• INSTRUCTIONS TO FOLLOW:
From the entries that follow, extract each line holding the string "Rychtáři".

• INPUT FOR THIS TASK:

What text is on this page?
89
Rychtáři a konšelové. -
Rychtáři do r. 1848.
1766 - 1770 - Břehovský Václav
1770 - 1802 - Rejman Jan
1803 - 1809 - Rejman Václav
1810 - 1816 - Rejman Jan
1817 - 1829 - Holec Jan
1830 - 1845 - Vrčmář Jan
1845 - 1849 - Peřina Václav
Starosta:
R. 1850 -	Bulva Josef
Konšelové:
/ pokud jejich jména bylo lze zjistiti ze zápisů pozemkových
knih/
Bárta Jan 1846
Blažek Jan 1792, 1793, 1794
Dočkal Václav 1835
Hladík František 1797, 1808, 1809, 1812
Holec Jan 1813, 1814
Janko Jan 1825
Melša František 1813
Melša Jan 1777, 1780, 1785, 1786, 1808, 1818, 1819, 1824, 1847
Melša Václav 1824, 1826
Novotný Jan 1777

• WRITTEN RESPONSE:
Rychtáři a konšelové. -
Rychtáři do r. 1848.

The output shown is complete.